*SELECTED EXTRACT:*
After two years of negotiation and compromise, the Manatee County School District is donating 20 surplus school buses to Manatee School for the Arts to start its own bus fleet for the 2016-17 school year.
As a cost-cutting measure two years ago, the district began exploring ways to cut down on the additional cost charter schools caused the transportation department. Under state statute, school districts may provide transportation for charter schools but are not required to do so. Of 12 district charter schools, two provide no transportation, five provide transportation and five rely on district transportation.
With the donation to MSA, the district will be responsible for busing students for three fewer charter schools, as MSA will transport students from Rowlett Academy for Arts and Communication and Palmetto Charter School, as well as MSA students.
“It was a little bit painful in the beginning stages because none of us knew exactly what was going to happen,” said MSA Principal Bill Jones. “It’s actually worked out pretty well.”
The Manatee County School Board will formally approve the measure during a meeting Tuesday, but Jones said he’s already got the buses in hand and has passed them off to A&S Transportation, a Florida-based company that has made its mark by providing transportation for charter and private schools.
Daniel Stumpfhauser, vice president of A&S, estimated about 95 percent of the company’s business comes from charter schools. Stumpfhauser said public schools are very good at transporting children who live between 2 and 4 miles from their school, but charters have to compete across the county for students. Providing reliable transportation can be a big sell to enrolling more students in charters.
“We work with charters to really focus on and customize their transportation,” he said.
MSA will lease its 20 buses to A&S, and A&S will maintain the buses, devise the bus routes and hire and maintain drivers. Jones said the agreement with A&S helps take some of the burden off MSA and is cheaper than continuing to pay the school district money to transport the charter students.
“In the long run, I think it’ll be worth it to us,” Jones said.
He’s hoping that having their own fleet of buses will cut down on how often students are dropped off late in the morning and in the evening. Under the previous system, Manatee County School District buses would start charter routes after dropping off students attending traditional schools, and any delays or backups would have a huge effect on the charter students.
Superintendent Diana Greene has noted that being able to get students to and from school on time is a big priority.

*REQUIRED WORK:* Please list every person named in the bus donation article, with the title the article gives each one. You can ignore the records, since none of the work depends on them.

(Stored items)
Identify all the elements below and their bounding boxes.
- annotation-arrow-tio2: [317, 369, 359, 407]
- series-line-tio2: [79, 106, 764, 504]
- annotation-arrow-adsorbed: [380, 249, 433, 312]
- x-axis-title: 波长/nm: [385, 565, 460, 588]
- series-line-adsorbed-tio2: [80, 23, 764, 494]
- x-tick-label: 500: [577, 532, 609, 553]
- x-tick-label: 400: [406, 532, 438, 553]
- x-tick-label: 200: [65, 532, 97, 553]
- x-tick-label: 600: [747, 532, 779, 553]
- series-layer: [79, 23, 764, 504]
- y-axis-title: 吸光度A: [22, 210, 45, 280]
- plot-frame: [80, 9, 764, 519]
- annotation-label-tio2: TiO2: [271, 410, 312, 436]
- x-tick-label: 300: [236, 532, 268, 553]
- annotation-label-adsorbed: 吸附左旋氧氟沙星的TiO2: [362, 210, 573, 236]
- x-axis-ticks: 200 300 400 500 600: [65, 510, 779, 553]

*FINAL ANSWER:*
- Bill Jones, MSA Principal
- Daniel Stumpfhauser, vice president of A&S
- Diana Greene, Superintendent